* [DIRECTION] Restate, word for word, every line of the data.
━━━ LISTED ENTRIES ━━━
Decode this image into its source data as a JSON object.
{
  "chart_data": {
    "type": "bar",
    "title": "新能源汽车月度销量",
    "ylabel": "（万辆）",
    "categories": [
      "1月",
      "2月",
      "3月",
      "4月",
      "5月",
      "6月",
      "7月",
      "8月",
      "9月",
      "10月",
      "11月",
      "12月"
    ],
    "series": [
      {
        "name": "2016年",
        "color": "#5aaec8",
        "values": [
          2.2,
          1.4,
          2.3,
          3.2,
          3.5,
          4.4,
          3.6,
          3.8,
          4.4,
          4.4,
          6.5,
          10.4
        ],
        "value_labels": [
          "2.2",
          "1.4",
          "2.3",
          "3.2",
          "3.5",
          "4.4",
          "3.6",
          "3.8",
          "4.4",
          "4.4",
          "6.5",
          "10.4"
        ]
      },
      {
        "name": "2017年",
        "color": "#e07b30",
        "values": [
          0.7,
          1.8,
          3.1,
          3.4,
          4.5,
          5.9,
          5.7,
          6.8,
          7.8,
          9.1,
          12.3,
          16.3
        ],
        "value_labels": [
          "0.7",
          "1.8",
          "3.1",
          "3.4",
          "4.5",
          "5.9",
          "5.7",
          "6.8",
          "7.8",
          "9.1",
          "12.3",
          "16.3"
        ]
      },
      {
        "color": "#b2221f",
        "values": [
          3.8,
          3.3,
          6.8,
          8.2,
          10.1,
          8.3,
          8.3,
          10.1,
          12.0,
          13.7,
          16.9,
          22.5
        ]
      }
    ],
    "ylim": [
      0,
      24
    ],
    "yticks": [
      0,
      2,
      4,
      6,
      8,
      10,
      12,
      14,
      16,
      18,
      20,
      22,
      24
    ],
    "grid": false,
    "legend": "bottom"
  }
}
━━━
* [FINISHED EXERCISE]
Decode this image into its source data as a JSON object.
{
  "chart_data": {
    "type": "bar",
    "title": "新能源汽车月度销量",
    "ylabel": "（万辆）",
    "categories": [
      "1月",
      "2月",
      "3月",
      "4月",
      "5月",
      "6月",
      "7月",
      "8月",
      "9月",
      "10月",
      "11月",
      "12月"
    ],
    "series": [
      {
        "name": "2016年",
        "color": "#5aaec8",
        "values": [
          2.2,
          1.4,
          2.3,
          3.2,
          3.5,
          4.4,
          3.6,
          3.8,
          4.4,
          4.4,
          6.5,
          10.4
        ],
        "value_labels": [
          "2.2",
          "1.4",
          "2.3",
          "3.2",
          "3.5",
          "4.4",
          "3.6",
          "3.8",
          "4.4",
          "4.4",
          "6.5",
          "10.4"
        ]
      },
      {
        "name": "2017年",
        "color": "#e07b30",
        "values": [
          0.7,
          1.8,
          3.1,
          3.4,
          4.5,
          5.9,
          5.7,
          6.8,
          7.8,
          9.1,
          12.3,
          16.3
        ],
        "value_labels": [
          "0.7",
          "1.8",
          "3.1",
          "3.4",
          "4.5",
          "5.9",
          "5.7",
          "6.8",
          "7.8",
          "9.1",
          "12.3",
          "16.3"
        ]
      },
      {
        "color": "#b2221f",
        "values": [
          3.8,
          3.3,
          6.8,
          8.2,
          10.1,
          8.3,
          8.3,
          10.1,
          12.0,
          13.7,
          16.9,
          22.5
        ]
      }
    ],
    "ylim": [
      0,
      24
    ],
    "yticks": [
      0,
      2,
      4,
      6,
      8,
      10,
      12,
      14,
      16,
      18,
      20,
      22,
      24
    ],
    "grid": false,
    "legend": "bottom"
  }
}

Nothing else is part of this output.